| Data in this exercise |

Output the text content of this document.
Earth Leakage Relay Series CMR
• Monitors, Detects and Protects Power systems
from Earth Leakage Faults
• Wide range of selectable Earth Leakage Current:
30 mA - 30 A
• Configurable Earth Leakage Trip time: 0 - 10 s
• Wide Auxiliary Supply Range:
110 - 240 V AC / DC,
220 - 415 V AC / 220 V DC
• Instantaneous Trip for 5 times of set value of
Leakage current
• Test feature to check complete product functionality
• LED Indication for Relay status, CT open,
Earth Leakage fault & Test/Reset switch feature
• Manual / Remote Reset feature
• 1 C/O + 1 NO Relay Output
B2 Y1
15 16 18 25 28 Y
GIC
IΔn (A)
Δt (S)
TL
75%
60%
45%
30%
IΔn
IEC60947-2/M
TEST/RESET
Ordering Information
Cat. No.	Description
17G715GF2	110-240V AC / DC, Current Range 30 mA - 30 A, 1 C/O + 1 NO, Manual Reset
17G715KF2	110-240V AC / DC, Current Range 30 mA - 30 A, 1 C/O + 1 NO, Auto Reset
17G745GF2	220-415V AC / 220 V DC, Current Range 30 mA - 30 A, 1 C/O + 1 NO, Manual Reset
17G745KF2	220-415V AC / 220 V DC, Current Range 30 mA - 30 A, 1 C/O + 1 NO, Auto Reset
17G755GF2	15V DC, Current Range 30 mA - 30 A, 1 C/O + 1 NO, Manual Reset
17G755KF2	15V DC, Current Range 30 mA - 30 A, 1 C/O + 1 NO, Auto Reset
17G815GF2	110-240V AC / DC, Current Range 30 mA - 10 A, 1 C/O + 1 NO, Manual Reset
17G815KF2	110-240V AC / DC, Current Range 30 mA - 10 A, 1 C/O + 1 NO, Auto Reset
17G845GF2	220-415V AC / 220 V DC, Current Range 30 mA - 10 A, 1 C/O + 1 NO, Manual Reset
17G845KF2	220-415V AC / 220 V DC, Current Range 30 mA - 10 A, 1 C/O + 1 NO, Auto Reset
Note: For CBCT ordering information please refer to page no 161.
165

| What this task involves |
Return every line of the material exactly.

| Exercise response |
Output the text content of this document.
Earth Leakage Relay Series CMR
• Monitors, Detects and Protects Power systems
from Earth Leakage Faults
• Wide range of selectable Earth Leakage Current:
30 mA - 30 A
• Configurable Earth Leakage Trip time: 0 - 10 s
• Wide Auxiliary Supply Range:
110 - 240 V AC / DC,
220 - 415 V AC / 220 V DC
• Instantaneous Trip for 5 times of set value of
Leakage current
• Test feature to check complete product functionality
• LED Indication for Relay status, CT open,
Earth Leakage fault & Test/Reset switch feature
• Manual / Remote Reset feature
• 1 C/O + 1 NO Relay Output
B2 Y1
15 16 18 25 28 Y
GIC
IΔn (A)
Δt (S)
TL
75%
60%
45%
30%
IΔn
IEC60947-2/M
TEST/RESET
Ordering Information
Cat. No.	Description
17G715GF2	110-240V AC / DC, Current Range 30 mA - 30 A, 1 C/O + 1 NO, Manual Reset
17G715KF2	110-240V AC / DC, Current Range 30 mA - 30 A, 1 C/O + 1 NO, Auto Reset
17G745GF2	220-415V AC / 220 V DC, Current Range 30 mA - 30 A, 1 C/O + 1 NO, Manual Reset
17G745KF2	220-415V AC / 220 V DC, Current Range 30 mA - 30 A, 1 C/O + 1 NO, Auto Reset
17G755GF2	15V DC, Current Range 30 mA - 30 A, 1 C/O + 1 NO, Manual Reset
17G755KF2	15V DC, Current Range 30 mA - 30 A, 1 C/O + 1 NO, Auto Reset
17G815GF2	110-240V AC / DC, Current Range 30 mA - 10 A, 1 C/O + 1 NO, Manual Reset
17G815KF2	110-240V AC / DC, Current Range 30 mA - 10 A, 1 C/O + 1 NO, Auto Reset
17G845GF2	220-415V AC / 220 V DC, Current Range 30 mA - 10 A, 1 C/O + 1 NO, Manual Reset
17G845KF2	220-415V AC / 220 V DC, Current Range 30 mA - 10 A, 1 C/O + 1 NO, Auto Reset
Note: For CBCT ordering information please refer to page no 161.
165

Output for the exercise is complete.